### Exercise
Return only the number of lines that hold "after".

—————

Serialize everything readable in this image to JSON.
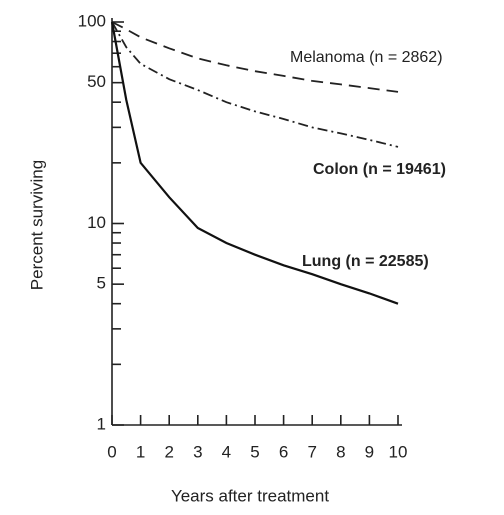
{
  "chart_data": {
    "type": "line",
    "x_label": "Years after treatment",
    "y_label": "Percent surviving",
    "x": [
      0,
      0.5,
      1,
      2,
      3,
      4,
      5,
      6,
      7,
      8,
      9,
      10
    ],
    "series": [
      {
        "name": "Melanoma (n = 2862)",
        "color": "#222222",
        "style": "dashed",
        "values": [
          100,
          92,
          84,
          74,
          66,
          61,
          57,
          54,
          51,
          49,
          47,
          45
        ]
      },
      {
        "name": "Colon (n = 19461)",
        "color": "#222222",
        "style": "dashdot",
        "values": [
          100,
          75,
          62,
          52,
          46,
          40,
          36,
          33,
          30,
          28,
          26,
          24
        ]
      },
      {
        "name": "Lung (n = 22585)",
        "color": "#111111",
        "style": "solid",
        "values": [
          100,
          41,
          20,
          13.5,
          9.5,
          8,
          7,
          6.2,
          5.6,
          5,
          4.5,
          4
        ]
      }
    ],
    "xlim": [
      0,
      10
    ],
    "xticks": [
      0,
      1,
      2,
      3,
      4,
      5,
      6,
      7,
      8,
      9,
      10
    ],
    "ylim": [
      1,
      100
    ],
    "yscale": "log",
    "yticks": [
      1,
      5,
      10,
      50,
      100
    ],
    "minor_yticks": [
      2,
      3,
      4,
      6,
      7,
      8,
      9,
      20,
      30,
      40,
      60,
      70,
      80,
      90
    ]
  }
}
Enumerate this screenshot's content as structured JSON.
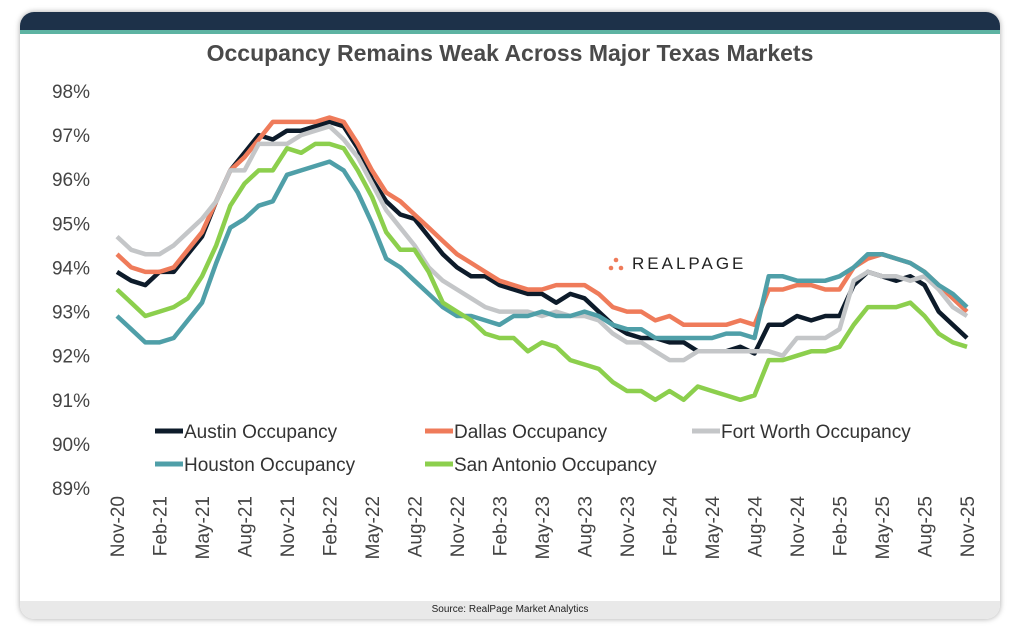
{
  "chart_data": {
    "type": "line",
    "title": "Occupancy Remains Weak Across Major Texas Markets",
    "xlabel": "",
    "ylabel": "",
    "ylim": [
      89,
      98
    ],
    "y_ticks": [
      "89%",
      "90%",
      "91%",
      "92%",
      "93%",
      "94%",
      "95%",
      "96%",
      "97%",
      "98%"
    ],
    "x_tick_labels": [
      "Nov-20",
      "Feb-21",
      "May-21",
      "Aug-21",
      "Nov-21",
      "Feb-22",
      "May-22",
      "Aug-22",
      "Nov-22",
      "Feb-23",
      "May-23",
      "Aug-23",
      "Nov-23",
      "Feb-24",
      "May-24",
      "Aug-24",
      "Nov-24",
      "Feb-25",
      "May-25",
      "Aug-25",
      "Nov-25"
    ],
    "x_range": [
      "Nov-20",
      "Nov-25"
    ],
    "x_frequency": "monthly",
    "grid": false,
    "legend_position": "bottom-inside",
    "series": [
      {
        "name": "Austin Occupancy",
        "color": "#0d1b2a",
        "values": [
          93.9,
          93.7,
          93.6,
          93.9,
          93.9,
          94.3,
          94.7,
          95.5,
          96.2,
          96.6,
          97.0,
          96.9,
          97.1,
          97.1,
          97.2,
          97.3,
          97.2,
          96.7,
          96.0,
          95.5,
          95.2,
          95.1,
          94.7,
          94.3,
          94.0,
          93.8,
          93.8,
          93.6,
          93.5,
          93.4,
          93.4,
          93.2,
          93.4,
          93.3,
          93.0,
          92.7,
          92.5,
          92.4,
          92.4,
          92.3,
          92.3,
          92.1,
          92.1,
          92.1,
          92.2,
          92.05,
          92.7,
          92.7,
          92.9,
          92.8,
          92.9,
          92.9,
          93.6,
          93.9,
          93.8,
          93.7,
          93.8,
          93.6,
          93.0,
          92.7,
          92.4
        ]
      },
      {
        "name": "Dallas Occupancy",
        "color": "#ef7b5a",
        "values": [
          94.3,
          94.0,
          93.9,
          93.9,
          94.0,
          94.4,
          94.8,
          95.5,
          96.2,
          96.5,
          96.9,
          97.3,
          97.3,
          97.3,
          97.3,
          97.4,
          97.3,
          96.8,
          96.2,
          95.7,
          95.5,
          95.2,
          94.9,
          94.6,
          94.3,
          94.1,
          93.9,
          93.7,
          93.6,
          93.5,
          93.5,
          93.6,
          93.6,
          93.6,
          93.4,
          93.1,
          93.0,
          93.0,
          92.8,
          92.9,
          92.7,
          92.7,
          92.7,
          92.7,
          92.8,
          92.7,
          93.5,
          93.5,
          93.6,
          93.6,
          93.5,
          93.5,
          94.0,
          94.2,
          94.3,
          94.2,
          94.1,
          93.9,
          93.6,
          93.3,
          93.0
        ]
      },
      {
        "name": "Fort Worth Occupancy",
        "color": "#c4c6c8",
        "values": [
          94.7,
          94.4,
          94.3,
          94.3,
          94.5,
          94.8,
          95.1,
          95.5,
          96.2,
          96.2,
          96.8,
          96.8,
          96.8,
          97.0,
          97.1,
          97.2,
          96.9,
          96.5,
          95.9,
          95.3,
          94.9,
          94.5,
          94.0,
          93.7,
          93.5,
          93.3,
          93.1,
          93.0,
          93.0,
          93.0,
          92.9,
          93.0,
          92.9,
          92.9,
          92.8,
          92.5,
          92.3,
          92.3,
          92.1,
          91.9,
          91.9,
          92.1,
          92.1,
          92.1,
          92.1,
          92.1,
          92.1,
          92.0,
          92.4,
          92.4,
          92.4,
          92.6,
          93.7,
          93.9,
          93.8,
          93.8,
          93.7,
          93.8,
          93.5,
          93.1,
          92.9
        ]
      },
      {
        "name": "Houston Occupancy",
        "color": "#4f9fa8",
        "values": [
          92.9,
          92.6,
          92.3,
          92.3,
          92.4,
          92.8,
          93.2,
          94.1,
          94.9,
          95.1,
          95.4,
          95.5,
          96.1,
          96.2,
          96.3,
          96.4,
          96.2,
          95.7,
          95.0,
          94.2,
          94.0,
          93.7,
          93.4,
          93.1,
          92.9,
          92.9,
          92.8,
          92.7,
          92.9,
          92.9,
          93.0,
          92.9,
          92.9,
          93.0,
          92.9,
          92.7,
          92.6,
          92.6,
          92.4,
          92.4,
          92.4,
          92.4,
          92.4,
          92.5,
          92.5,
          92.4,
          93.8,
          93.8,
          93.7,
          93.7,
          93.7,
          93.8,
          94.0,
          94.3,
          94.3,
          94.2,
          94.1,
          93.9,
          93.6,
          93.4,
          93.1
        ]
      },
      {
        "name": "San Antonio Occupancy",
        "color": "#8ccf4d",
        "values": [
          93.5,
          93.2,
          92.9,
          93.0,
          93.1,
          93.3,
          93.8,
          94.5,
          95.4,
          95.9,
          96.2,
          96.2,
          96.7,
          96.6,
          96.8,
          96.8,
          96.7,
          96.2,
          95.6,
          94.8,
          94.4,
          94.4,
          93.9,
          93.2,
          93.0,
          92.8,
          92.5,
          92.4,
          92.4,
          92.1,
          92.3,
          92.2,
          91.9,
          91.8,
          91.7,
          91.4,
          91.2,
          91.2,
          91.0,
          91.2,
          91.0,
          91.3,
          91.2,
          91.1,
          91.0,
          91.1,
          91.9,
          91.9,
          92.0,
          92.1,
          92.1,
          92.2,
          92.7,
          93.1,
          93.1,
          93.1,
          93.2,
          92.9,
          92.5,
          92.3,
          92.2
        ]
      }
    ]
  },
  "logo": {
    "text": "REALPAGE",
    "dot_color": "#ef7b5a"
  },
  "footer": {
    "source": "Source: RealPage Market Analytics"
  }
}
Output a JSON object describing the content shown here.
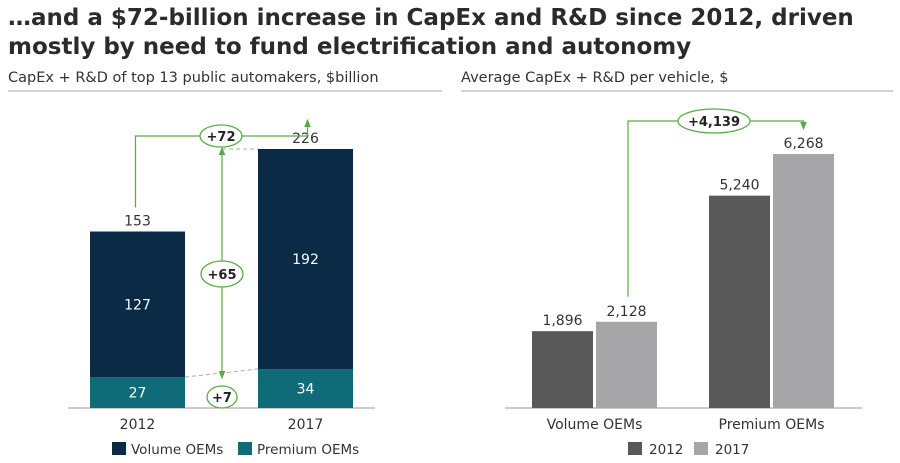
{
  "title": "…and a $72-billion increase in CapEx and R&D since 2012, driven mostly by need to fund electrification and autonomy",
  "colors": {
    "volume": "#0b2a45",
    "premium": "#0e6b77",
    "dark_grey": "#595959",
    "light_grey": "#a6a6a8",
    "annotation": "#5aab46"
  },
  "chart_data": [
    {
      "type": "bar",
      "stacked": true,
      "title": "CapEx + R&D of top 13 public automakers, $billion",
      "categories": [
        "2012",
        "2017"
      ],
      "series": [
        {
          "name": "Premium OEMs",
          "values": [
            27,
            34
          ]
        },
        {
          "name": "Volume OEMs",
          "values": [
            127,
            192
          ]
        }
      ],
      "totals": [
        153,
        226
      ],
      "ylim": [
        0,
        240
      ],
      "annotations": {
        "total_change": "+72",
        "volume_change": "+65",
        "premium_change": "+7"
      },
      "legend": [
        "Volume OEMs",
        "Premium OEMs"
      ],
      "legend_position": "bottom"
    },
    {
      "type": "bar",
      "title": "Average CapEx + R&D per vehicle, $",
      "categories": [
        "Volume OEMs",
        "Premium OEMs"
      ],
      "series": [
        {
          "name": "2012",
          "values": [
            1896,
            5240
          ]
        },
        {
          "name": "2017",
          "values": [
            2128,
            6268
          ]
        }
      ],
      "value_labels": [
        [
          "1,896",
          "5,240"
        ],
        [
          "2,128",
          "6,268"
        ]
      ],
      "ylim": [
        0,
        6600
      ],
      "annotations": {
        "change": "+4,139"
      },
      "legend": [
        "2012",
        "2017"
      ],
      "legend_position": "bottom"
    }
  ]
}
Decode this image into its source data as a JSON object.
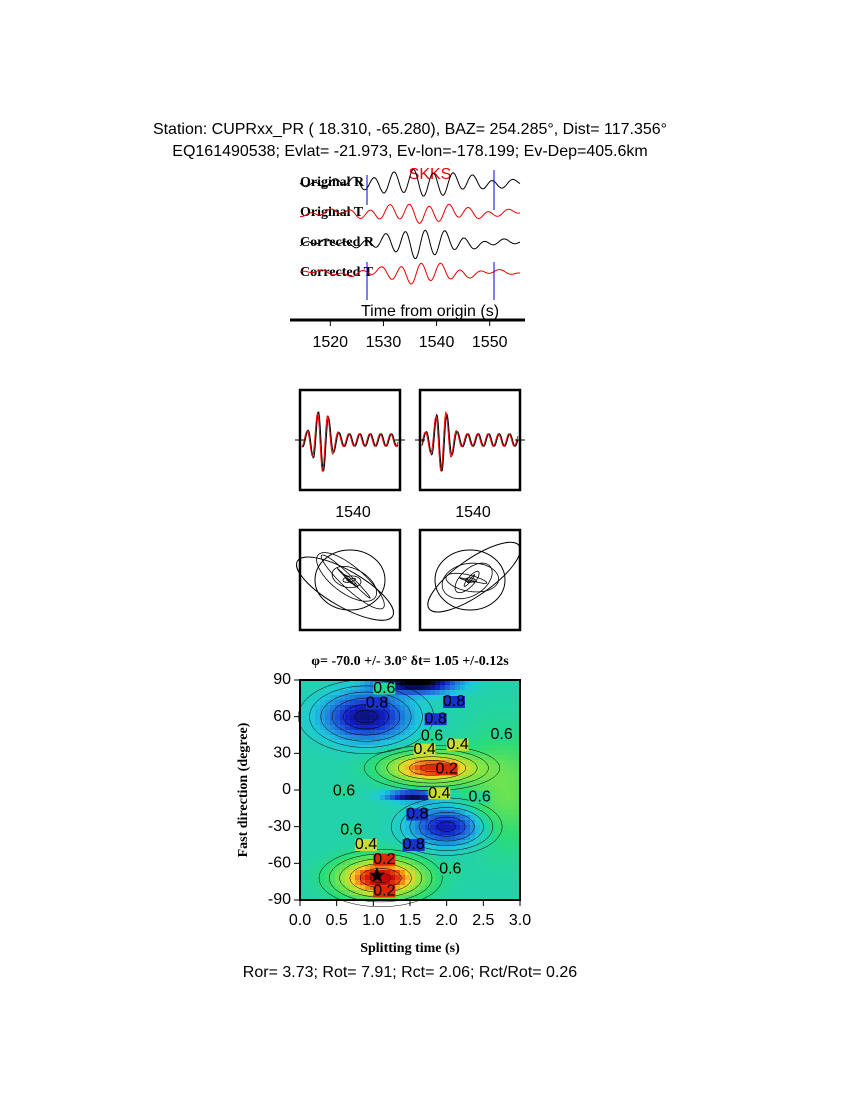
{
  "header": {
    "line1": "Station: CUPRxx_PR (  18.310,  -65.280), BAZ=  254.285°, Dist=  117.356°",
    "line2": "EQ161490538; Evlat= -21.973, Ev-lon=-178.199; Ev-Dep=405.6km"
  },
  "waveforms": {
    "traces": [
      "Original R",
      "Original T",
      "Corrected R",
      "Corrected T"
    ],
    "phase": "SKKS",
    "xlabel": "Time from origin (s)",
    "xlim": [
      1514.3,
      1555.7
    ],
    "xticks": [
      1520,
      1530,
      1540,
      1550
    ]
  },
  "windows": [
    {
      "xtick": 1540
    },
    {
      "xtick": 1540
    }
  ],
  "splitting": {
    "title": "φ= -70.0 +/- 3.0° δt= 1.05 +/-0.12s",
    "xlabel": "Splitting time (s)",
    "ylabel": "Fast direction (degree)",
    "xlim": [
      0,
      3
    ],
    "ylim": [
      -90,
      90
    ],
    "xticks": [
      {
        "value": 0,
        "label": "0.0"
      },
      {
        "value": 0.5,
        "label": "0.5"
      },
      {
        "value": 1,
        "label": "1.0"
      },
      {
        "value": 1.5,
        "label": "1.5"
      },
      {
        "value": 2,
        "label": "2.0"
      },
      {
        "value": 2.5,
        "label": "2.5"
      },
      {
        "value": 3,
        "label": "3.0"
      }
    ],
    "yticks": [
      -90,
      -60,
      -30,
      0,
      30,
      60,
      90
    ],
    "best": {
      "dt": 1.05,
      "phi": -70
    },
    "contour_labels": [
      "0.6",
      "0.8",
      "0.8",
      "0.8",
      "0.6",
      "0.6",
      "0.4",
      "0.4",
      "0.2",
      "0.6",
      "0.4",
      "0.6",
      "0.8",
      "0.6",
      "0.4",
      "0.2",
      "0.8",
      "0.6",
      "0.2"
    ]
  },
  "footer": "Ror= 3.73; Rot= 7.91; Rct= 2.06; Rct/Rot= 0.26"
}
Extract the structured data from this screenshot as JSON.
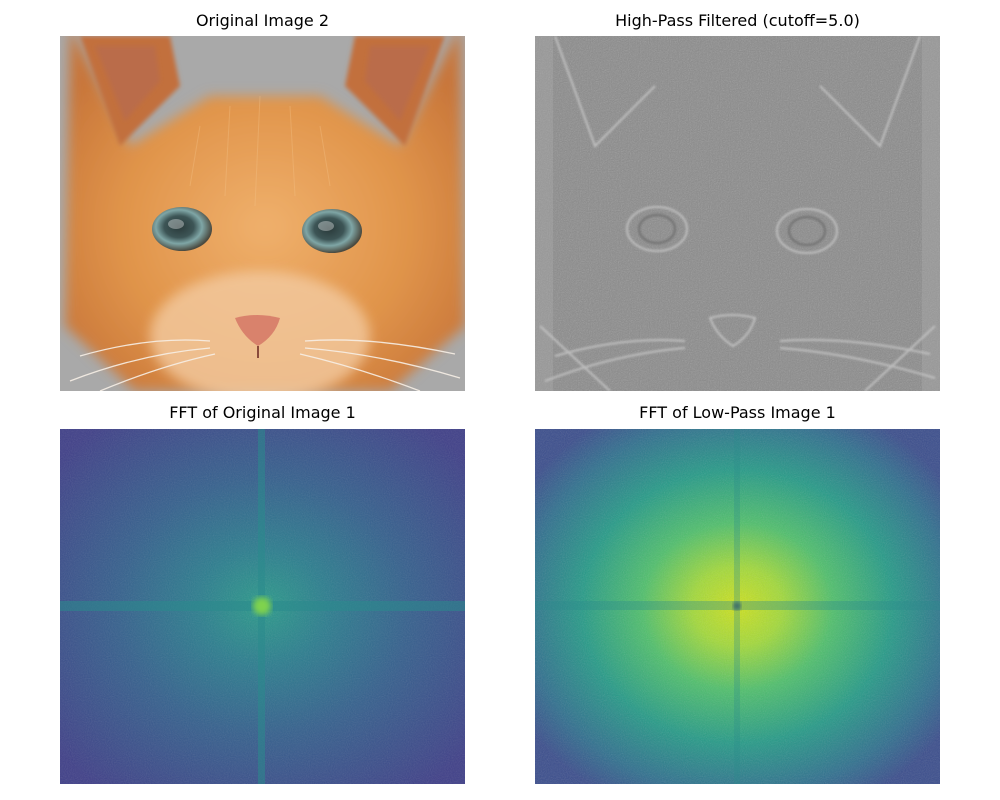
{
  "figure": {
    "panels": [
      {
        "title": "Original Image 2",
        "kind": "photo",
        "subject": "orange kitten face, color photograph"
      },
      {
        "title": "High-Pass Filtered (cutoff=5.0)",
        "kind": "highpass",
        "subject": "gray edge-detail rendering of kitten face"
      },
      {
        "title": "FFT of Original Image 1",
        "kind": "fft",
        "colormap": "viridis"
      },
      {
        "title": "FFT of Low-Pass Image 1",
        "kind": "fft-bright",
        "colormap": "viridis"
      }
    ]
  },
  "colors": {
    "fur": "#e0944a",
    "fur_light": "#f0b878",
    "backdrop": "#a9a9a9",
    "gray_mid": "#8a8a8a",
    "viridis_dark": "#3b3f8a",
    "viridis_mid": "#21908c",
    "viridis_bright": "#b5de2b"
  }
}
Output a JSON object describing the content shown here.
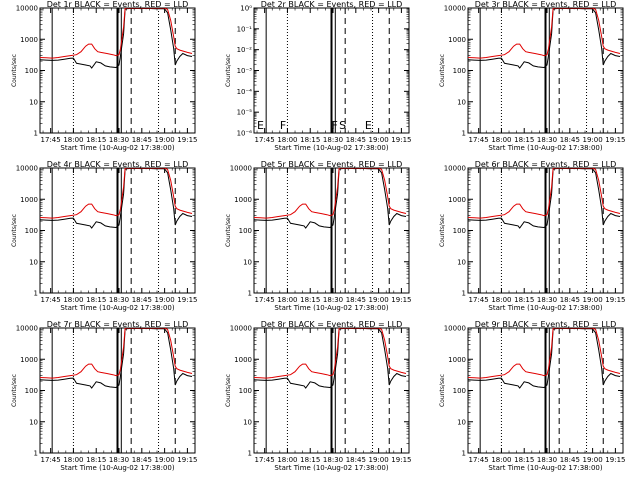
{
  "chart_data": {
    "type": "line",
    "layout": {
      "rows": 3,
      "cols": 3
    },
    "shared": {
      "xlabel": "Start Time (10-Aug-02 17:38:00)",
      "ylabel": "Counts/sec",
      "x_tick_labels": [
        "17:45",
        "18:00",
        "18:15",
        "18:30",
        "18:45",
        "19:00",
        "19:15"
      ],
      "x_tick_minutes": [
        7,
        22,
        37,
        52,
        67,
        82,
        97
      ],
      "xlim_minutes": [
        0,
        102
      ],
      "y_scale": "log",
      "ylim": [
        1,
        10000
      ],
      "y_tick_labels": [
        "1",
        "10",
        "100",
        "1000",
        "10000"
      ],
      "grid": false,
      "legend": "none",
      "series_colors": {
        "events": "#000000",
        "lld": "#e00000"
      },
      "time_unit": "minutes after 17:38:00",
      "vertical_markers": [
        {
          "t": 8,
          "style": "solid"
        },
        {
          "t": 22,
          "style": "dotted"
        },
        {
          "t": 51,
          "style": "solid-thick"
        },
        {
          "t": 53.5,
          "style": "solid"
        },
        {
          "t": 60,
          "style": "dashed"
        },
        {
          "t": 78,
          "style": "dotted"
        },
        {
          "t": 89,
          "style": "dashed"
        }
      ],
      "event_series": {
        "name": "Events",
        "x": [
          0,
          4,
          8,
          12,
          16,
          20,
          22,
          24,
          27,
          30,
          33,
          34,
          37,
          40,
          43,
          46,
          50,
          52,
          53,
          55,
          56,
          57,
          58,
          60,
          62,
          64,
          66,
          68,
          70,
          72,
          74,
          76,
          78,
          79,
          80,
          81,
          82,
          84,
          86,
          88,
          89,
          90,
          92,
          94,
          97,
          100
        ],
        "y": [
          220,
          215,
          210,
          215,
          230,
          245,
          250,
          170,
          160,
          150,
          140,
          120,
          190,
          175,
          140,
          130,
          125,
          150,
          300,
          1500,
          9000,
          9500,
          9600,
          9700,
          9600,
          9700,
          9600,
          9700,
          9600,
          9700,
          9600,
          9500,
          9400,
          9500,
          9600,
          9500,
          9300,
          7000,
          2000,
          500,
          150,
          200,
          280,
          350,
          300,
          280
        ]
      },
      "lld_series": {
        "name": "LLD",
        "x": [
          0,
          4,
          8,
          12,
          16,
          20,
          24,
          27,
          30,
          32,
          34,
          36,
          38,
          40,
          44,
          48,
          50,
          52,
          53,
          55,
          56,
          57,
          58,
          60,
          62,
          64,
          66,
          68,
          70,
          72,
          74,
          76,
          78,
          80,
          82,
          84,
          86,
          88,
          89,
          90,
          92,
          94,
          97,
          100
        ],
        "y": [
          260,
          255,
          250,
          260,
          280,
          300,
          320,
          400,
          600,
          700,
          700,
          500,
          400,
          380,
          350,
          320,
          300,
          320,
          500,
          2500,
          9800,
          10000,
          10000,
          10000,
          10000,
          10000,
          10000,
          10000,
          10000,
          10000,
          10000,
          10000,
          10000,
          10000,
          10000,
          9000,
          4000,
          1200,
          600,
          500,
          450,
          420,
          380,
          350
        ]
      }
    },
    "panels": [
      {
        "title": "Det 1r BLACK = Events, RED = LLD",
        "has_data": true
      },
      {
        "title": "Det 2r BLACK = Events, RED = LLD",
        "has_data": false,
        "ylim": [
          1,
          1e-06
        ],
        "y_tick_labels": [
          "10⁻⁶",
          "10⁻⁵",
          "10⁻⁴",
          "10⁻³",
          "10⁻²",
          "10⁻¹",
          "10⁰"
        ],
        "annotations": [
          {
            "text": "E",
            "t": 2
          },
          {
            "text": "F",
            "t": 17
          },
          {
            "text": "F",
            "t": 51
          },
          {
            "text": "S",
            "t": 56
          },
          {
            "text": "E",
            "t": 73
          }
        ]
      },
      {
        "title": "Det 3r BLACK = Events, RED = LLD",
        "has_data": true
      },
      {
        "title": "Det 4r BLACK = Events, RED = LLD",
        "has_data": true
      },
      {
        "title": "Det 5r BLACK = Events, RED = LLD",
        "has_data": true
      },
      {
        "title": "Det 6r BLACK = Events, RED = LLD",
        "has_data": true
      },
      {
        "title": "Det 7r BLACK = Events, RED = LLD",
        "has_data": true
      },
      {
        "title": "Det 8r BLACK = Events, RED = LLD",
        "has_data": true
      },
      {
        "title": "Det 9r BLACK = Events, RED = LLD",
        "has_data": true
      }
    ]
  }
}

—————

### Output of the exercise
2